* [Extract]
* * * * * * *
Tomiki Kenji 富木謙治 sensei (1900–1979)
a remarkable budōka, occupies a special place in the history of our US Embassy Jūdō and Jūjutsu Dōjō, Tokyo.
http://www.usejc.org http://www.facebook.com/usejc
(NOTE: the Tomiki essay translation starts at the end of this page.)
Background:
Tomiki sensei was born in 1900 in Akita Prefecture, where he began jūdō as a schoolboy. As a young man, he moved to Tokyo and continued his training at the Kodokan. In 1927 he graduated from Waseda University, Faculty of Political Science and Economics; around then, in his late twenties, he was introduced to Ueshiba Morihei, who at that time still used the name Ueshiba Moritaka, and began practicing aikibudō, as the precursor art to aikidō was known.
During the 1930s, the Imperial Kwantung Army (JA: Kantō Gun), the primary Japanese military force on the Asian continent, was being dramatically expanded. Originally a small garrison force of roughly 10,000–15,000 men, it reorganized as the Kwantung Army in 1919 and ballooned into Japan’s most prestigious army command. In the early 1930s it numbered 100,000–200,000 troops, but at its peak it reached 600,000–700,000 Japanese soldiers, supplemented by hundreds of thousands of less well-trained and poorly equipped Manchukuo forces.
General Tōjō Hideki, later the Prime Minister and son of Lieutenant General Tōjō Hidenori, Kanō shihan’s interlocutor in discussing physical education policy for the military and the Japanese people, served as Chief of Staff of the Kwantung Army from 1934 to 1935, overseeing much of this buildup. The younger Tōjō was primarily a kendōka swordsman but had also trained in jūjutsu. Earlier, from 1928 to 1929, he had been assigned as Provost Marshal (Commander of the Kempeitai) of the Kwantung Army. As a result, he was familiar with hand-to-hand combat training at the Imperial Army Military Police School in Nakano, Tokyo. When the Kwantung Army later established its own Military Police school in Manchuria, perhaps senior Kempeitai graduates of the Imperial Military Police School in Nakano—where they trained under Ueshiba Morihei—tried to teach aikibudō. However, because Ueshiba’s teaching style was complex (some might call it unorganized or unrepeatable) and because he never seemed to produce or use formal lesson plans, it would have been difficult if not impossible to replicate.
* * * * * * *
* [Written task 1]
Give each distinct four-digit year that the Tomiki extract mentions, in the order each first appears.
* * * * * * *
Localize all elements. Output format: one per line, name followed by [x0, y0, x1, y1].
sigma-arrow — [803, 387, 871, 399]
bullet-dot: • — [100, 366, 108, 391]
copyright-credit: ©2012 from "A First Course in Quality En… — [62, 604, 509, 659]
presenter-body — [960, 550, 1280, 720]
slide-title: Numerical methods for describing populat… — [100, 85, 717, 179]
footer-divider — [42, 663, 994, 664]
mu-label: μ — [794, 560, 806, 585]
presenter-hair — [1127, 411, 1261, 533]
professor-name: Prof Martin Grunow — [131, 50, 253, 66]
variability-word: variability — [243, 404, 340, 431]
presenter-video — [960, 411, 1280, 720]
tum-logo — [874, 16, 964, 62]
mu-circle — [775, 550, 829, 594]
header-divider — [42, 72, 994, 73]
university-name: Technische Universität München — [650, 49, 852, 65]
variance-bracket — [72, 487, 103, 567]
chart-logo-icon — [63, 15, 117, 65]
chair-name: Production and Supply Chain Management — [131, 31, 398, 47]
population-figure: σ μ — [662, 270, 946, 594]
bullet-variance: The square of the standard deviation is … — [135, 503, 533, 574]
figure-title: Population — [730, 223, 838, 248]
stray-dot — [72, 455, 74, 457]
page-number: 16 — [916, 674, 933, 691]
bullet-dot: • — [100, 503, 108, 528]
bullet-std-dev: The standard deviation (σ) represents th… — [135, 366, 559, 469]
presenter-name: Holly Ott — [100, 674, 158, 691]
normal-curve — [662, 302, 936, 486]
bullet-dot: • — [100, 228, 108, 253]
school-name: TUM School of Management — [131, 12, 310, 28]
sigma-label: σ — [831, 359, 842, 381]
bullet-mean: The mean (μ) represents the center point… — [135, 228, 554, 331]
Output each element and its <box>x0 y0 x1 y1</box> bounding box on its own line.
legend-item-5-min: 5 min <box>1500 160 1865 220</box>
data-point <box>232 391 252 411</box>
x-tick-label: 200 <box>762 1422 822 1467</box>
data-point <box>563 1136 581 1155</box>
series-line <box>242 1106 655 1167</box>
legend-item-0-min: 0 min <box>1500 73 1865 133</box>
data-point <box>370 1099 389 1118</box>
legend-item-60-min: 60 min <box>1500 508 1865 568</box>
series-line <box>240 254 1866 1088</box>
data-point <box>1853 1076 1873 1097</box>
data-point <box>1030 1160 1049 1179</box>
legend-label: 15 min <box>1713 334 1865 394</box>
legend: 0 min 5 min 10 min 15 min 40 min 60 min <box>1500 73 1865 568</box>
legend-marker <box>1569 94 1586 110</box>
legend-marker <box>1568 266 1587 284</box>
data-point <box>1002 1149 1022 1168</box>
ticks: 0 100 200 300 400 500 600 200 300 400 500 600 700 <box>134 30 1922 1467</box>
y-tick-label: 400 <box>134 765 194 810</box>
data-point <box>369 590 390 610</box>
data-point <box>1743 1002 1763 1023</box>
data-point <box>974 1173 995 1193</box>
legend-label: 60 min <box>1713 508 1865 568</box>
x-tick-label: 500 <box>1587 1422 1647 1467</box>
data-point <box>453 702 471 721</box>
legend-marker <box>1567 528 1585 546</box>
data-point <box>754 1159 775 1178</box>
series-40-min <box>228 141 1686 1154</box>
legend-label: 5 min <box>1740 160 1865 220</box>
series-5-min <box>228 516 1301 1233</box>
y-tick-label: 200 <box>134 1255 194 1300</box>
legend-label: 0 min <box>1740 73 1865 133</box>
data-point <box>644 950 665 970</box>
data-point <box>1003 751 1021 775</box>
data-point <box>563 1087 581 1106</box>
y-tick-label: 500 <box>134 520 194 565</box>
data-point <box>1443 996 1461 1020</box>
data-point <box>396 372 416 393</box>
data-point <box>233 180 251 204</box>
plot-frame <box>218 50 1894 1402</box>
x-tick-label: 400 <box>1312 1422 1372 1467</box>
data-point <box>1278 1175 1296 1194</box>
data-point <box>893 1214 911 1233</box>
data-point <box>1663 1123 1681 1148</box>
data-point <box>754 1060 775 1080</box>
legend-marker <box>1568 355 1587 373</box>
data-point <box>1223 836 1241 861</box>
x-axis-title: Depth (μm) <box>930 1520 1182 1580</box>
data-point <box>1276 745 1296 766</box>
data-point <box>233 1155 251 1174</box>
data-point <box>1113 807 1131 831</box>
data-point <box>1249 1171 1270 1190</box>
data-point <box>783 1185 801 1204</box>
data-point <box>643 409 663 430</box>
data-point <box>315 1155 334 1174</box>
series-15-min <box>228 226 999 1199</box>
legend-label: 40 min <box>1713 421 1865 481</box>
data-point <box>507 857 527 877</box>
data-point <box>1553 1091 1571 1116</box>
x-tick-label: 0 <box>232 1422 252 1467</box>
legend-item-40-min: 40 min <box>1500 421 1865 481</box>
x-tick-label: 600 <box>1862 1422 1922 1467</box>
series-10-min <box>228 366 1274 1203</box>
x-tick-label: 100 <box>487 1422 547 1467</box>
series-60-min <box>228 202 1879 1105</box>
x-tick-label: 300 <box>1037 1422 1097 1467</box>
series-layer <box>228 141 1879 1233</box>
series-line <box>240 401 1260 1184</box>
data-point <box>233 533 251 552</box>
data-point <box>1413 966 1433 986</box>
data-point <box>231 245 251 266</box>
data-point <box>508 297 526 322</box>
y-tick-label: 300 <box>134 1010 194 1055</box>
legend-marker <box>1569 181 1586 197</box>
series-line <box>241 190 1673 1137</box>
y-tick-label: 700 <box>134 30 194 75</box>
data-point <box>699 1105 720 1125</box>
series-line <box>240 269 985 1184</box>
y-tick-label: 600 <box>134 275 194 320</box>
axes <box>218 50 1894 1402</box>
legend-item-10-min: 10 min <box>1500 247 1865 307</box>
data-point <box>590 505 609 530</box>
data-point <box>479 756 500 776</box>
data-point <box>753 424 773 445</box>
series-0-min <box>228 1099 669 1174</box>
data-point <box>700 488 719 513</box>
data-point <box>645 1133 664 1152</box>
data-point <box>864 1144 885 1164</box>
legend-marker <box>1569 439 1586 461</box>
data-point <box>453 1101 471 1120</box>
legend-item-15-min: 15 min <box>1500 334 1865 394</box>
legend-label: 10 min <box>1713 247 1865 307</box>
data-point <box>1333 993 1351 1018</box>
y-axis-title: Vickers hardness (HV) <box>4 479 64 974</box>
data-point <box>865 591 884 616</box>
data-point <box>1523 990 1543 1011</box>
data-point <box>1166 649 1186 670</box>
* * * * * * *
* [Written task 2]
In the records, from the first line through the line with "presenter-body — [960, 550, 1280, 720]", substitute "Locate" for "Localize" and give back only those lines, otherwise unchanged.

* [Full response 1]
1900
1979
1927
1919
1934
1935
1928
1929

* [Full response 2]
Locate all elements. Output format: one per line, name followed by [x0, y0, x1, y1].
sigma-arrow — [803, 387, 871, 399]
bullet-dot: • — [100, 366, 108, 391]
copyright-credit: ©2012 from "A First Course in Quality En… — [62, 604, 509, 659]
presenter-body — [960, 550, 1280, 720]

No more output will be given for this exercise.